| WHAT IS REQUIRED |
Reproduce all the lines below exactly and omit the images.

— start of DATASET EXCERPTS —

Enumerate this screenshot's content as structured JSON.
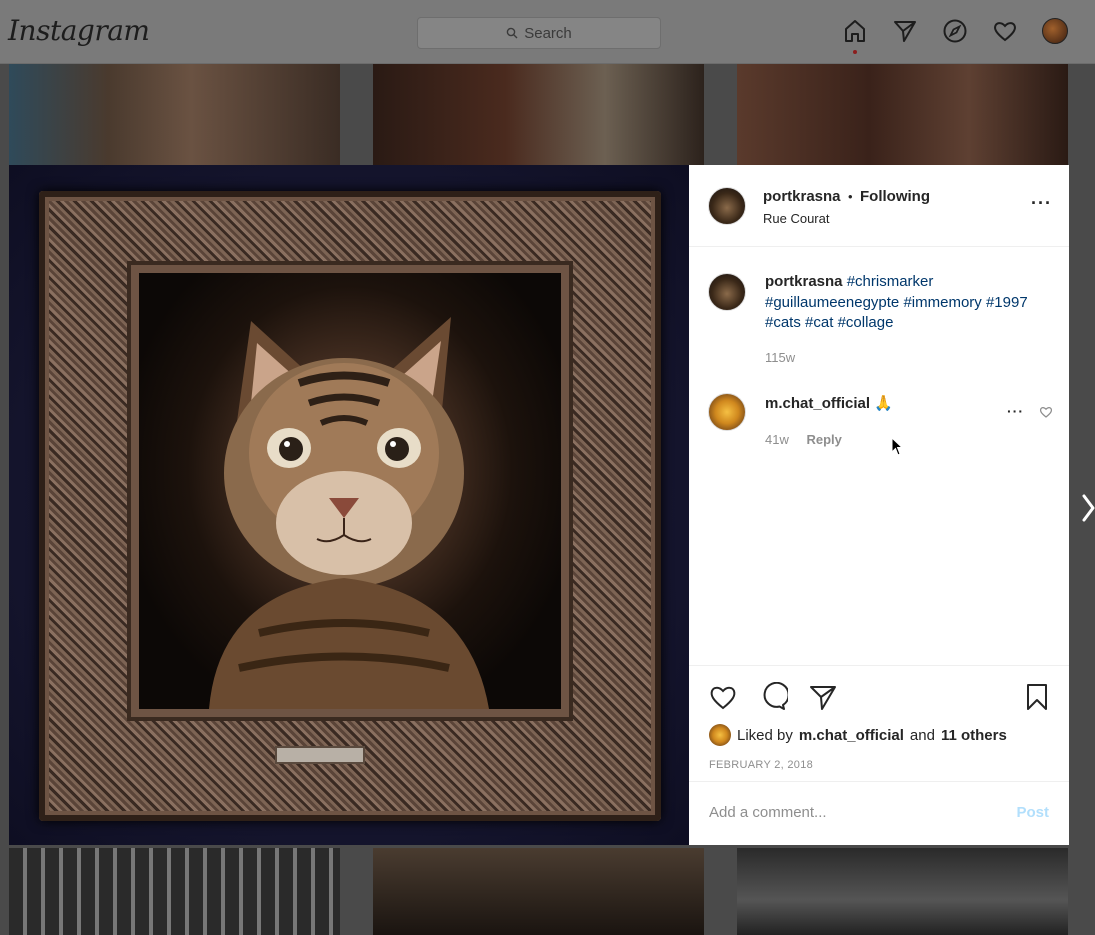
{
  "app": {
    "logo": "Instagram",
    "search_placeholder": "Search"
  },
  "nav": {
    "icons": [
      "home-icon",
      "direct-icon",
      "explore-icon",
      "activity-icon",
      "profile-avatar"
    ]
  },
  "post": {
    "author": "portkrasna",
    "separator": "•",
    "follow_status": "Following",
    "location": "Rue Courat",
    "caption": {
      "username": "portkrasna",
      "tags": [
        "#chrismarker",
        "#guillaumeenegypte",
        "#immemory",
        "#1997",
        "#cats",
        "#cat",
        "#collage"
      ],
      "age": "115w"
    },
    "comments": [
      {
        "username": "m.chat_official",
        "text": "🙏",
        "age": "41w",
        "reply_label": "Reply"
      }
    ],
    "likes": {
      "prefix": "Liked by",
      "user": "m.chat_official",
      "conj": "and",
      "others": "11 others"
    },
    "date": "FEBRUARY 2, 2018",
    "comment_placeholder": "Add a comment...",
    "post_button": "Post"
  },
  "colors": {
    "tag": "#00376b",
    "post_button": "#b2dffc",
    "nav_dot": "#8b1e1e"
  }
}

— end of DATASET EXCERPTS —

| SOLUTION |
Enumerate this screenshot's content as structured JSON.
{
  "app": {
    "logo": "Instagram",
    "search_placeholder": "Search"
  },
  "nav": {
    "icons": [
      "home-icon",
      "direct-icon",
      "explore-icon",
      "activity-icon",
      "profile-avatar"
    ]
  },
  "post": {
    "author": "portkrasna",
    "separator": "•",
    "follow_status": "Following",
    "location": "Rue Courat",
    "caption": {
      "username": "portkrasna",
      "tags": [
        "#chrismarker",
        "#guillaumeenegypte",
        "#immemory",
        "#1997",
        "#cats",
        "#cat",
        "#collage"
      ],
      "age": "115w"
    },
    "comments": [
      {
        "username": "m.chat_official",
        "text": "🙏",
        "age": "41w",
        "reply_label": "Reply"
      }
    ],
    "likes": {
      "prefix": "Liked by",
      "user": "m.chat_official",
      "conj": "and",
      "others": "11 others"
    },
    "date": "FEBRUARY 2, 2018",
    "comment_placeholder": "Add a comment...",
    "post_button": "Post"
  },
  "colors": {
    "tag": "#00376b",
    "post_button": "#b2dffc",
    "nav_dot": "#8b1e1e"
  }
}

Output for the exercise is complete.